- [Given exercise]: Find and return each line containing "value".

- [Data in this exercise]:
........

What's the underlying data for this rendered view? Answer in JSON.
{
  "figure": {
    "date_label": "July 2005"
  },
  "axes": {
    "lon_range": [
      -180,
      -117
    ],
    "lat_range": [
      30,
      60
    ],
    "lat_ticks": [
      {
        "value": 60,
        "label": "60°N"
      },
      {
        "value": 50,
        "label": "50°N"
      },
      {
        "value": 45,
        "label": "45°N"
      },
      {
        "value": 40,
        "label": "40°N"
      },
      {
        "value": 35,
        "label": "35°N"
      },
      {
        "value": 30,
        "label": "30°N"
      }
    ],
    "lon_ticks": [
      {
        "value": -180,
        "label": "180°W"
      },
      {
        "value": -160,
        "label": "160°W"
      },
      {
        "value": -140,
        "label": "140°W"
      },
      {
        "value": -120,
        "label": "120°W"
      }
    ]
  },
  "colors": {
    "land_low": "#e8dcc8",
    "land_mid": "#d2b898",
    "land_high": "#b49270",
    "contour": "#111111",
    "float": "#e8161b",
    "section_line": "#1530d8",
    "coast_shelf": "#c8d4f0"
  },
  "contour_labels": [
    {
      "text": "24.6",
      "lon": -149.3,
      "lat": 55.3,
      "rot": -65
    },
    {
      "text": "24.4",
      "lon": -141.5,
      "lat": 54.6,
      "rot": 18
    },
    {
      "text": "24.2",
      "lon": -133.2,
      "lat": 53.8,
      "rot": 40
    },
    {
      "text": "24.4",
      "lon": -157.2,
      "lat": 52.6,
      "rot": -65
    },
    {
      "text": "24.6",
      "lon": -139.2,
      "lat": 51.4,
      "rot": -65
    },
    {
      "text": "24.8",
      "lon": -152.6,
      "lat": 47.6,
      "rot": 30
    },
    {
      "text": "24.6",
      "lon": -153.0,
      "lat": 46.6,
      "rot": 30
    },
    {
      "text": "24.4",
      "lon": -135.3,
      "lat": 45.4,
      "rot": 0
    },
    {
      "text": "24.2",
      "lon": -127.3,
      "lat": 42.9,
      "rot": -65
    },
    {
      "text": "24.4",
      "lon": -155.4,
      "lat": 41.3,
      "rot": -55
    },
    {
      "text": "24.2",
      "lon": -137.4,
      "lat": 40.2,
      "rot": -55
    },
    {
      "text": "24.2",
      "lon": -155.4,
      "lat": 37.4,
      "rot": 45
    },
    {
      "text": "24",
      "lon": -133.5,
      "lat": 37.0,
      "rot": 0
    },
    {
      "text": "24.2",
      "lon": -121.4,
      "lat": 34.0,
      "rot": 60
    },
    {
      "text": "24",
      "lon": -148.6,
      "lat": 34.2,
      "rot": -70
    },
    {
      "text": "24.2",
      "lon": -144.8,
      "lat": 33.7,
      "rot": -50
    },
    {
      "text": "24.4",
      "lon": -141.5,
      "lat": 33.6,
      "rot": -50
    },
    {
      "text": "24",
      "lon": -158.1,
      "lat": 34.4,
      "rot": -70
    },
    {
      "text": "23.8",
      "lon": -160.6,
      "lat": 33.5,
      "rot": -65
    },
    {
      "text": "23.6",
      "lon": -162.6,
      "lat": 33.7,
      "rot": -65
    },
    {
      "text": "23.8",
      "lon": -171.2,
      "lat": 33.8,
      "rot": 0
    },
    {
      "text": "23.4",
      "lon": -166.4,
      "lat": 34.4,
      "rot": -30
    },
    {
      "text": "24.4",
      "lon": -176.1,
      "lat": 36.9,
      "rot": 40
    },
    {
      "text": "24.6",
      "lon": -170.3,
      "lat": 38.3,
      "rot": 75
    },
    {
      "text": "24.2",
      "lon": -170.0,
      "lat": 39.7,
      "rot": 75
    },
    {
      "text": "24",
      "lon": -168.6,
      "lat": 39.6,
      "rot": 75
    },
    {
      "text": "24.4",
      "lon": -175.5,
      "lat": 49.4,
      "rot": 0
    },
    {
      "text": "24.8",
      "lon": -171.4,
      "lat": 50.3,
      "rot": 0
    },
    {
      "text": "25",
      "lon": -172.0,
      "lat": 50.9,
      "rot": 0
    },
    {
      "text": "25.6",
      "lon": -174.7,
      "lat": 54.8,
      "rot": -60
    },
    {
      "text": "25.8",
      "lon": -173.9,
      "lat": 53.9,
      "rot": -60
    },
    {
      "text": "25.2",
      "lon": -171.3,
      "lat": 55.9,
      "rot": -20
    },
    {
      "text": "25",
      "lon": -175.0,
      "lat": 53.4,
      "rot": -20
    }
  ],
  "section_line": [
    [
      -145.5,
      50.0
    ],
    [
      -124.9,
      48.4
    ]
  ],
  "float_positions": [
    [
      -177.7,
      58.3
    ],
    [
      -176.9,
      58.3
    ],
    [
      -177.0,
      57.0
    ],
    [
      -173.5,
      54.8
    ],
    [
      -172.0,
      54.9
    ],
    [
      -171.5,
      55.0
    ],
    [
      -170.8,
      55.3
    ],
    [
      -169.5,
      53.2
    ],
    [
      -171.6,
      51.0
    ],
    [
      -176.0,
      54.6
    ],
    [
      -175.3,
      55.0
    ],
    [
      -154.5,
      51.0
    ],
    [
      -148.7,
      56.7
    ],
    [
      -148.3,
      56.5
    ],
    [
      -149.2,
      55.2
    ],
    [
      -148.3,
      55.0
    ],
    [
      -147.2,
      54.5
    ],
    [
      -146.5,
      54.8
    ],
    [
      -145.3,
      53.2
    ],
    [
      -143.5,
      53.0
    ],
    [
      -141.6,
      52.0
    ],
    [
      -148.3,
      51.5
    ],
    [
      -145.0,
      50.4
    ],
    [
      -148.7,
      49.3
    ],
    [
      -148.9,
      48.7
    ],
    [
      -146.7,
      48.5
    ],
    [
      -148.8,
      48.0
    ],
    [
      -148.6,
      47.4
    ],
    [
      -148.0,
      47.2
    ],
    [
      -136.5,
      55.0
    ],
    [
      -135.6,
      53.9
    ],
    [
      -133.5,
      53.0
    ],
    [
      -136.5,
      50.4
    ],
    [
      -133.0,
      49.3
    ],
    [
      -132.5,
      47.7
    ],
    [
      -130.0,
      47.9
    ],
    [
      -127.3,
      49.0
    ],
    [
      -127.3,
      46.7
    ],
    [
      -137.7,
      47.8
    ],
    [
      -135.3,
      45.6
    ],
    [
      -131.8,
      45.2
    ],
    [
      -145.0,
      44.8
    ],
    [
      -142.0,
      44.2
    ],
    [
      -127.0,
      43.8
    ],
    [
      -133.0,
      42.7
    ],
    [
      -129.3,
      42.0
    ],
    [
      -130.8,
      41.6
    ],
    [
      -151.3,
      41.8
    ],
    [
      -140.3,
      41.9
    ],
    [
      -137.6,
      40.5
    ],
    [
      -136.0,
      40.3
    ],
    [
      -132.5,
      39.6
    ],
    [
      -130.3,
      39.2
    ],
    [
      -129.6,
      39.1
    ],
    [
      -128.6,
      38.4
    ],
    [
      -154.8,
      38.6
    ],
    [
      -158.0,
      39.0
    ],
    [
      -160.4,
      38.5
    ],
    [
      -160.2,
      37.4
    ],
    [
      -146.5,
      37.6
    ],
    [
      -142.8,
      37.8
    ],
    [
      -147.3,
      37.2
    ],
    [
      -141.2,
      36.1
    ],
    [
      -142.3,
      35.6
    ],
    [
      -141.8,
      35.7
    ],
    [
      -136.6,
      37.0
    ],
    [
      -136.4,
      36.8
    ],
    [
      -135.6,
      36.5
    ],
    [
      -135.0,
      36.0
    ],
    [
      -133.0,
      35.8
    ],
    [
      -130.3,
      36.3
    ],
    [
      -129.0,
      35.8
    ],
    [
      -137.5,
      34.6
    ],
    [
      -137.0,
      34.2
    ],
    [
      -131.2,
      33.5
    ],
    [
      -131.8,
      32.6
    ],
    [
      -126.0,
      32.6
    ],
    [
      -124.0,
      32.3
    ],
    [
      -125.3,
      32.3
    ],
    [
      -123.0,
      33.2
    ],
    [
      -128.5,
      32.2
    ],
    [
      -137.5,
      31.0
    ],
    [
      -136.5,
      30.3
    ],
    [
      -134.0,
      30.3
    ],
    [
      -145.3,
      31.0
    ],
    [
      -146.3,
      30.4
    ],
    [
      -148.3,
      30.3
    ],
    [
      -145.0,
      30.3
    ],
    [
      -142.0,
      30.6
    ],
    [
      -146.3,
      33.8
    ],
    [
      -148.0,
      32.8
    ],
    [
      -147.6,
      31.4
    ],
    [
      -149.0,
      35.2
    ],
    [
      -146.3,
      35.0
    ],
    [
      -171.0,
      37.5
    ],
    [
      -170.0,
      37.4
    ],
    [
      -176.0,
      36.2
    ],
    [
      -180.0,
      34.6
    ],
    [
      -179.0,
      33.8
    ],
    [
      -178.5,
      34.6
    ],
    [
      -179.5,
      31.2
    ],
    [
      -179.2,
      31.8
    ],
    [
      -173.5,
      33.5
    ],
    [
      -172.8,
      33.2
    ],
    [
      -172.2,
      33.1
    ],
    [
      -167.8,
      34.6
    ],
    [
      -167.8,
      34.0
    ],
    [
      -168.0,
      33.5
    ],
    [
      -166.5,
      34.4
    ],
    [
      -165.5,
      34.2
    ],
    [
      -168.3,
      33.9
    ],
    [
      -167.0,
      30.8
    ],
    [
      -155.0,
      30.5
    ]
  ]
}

........

- [Result below]:
        "value": 60,
        "value": 50,
        "value": 45,
        "value": 40,
        "value": 35,
        "value": 30,
        "value": -180,
        "value": -160,
        "value": -140,
        "value": -120,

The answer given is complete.